# YOUR GOAL
Please copy out each line of the listing that contains the word "politischen".

# ENTRIES PROVIDED
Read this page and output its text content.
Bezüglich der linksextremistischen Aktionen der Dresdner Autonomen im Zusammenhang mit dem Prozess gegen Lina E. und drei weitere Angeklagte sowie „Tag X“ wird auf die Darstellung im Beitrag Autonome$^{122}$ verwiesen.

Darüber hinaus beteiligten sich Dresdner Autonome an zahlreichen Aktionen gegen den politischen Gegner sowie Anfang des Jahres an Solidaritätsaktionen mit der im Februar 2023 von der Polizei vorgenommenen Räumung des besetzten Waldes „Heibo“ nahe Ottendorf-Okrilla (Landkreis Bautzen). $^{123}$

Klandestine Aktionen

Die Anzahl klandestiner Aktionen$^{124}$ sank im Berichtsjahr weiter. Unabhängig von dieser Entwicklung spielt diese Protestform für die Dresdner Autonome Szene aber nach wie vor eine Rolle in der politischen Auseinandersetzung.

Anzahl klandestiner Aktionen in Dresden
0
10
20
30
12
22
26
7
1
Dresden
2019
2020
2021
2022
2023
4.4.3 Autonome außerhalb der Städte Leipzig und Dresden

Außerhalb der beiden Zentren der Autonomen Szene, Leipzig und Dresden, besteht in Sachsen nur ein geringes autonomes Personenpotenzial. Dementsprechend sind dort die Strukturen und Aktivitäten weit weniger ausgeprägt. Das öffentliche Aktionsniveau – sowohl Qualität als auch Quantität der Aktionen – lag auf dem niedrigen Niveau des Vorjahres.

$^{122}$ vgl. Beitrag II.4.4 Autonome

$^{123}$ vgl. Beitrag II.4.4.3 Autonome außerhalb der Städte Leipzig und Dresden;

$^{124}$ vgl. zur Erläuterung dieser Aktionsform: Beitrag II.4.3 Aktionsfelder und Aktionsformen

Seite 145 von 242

* * *

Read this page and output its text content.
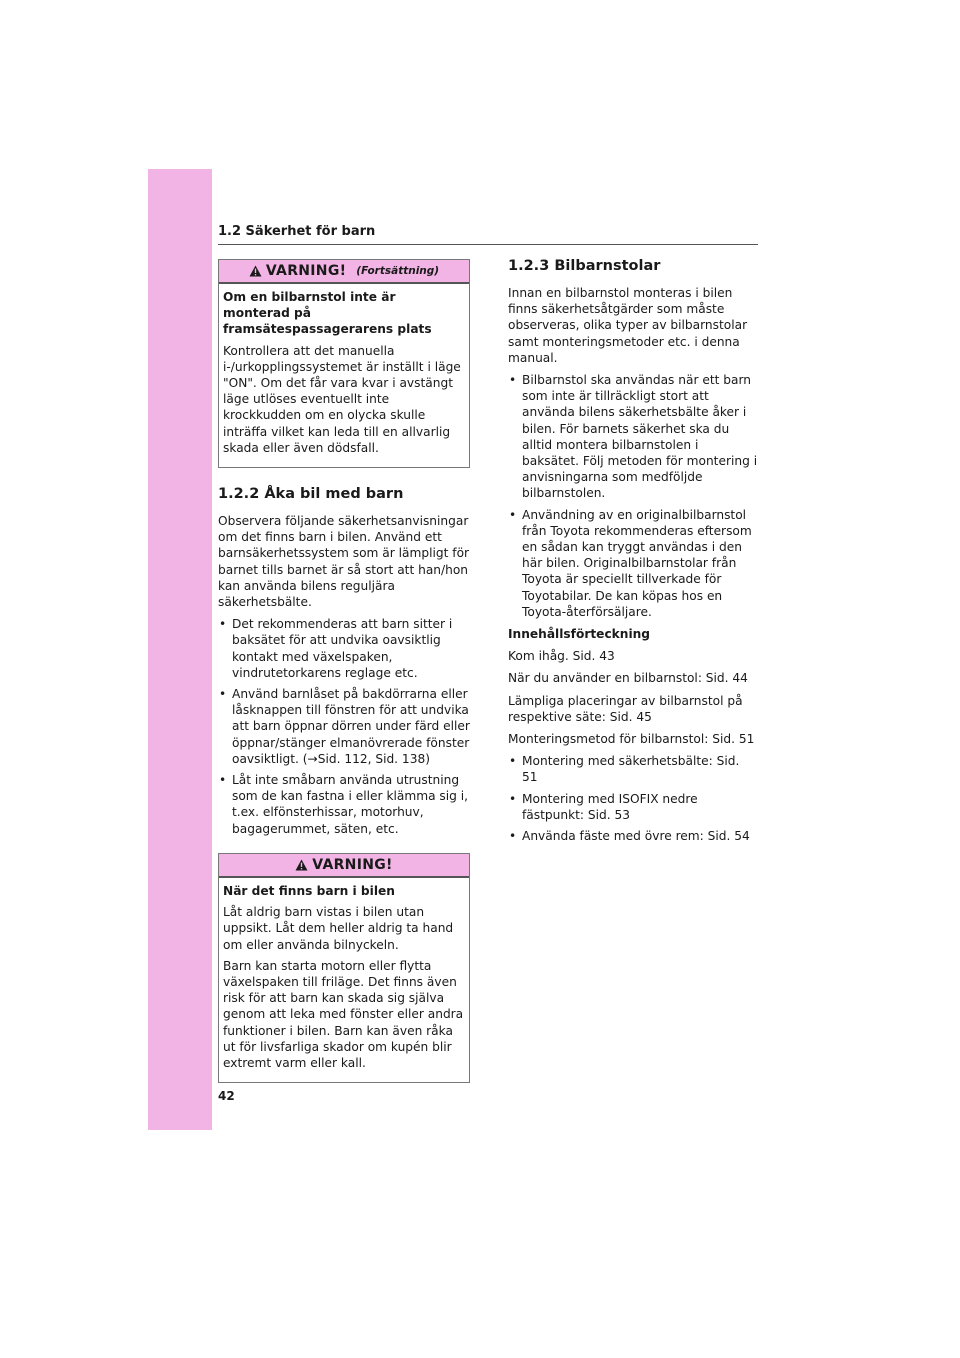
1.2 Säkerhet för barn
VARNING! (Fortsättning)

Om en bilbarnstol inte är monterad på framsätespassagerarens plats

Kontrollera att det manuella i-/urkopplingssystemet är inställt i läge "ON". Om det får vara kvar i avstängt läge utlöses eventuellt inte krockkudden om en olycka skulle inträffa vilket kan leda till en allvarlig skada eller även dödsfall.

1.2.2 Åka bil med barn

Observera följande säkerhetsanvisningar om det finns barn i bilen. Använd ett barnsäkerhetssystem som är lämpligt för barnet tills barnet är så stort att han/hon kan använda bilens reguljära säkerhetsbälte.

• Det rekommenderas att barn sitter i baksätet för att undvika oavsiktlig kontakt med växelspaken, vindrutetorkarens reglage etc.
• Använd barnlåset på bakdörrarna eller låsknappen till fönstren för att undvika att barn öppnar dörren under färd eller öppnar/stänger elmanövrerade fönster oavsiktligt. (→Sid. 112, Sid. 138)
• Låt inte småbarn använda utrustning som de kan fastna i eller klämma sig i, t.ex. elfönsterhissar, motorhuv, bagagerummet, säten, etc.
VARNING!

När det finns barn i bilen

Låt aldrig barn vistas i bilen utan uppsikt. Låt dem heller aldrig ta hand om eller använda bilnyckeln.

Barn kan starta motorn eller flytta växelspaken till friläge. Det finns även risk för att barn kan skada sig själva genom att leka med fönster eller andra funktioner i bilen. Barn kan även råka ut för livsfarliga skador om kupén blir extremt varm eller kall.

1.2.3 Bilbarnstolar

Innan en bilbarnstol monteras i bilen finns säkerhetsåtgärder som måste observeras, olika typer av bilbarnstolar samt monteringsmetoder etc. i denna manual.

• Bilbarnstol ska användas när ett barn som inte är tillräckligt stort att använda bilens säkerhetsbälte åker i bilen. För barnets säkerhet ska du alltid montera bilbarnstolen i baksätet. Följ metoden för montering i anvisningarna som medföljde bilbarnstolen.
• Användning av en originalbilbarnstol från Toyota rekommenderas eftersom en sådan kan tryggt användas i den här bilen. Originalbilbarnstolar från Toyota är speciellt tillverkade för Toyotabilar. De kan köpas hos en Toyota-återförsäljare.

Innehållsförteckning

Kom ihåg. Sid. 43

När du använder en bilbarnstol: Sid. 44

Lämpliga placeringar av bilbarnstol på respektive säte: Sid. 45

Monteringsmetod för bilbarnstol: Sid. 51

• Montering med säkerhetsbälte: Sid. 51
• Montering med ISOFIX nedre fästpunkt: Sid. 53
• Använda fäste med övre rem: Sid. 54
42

# TASK RESULT
Darüber hinaus beteiligten sich Dresdner Autonome an zahlreichen Aktionen gegen den politischen Gegner sowie Anfang des Jahres an Solidaritätsaktionen mit der im Februar 2023 von der Polizei vorgenommenen Räumung des besetzten Waldes „Heibo“ nahe Ottendorf-Okrilla (Landkreis Bautzen). $^{123}$
Die Anzahl klandestiner Aktionen$^{124}$ sank im Berichtsjahr weiter. Unabhängig von dieser Entwicklung spielt diese Protestform für die Dresdner Autonome Szene aber nach wie vor eine Rolle in der politischen Auseinandersetzung.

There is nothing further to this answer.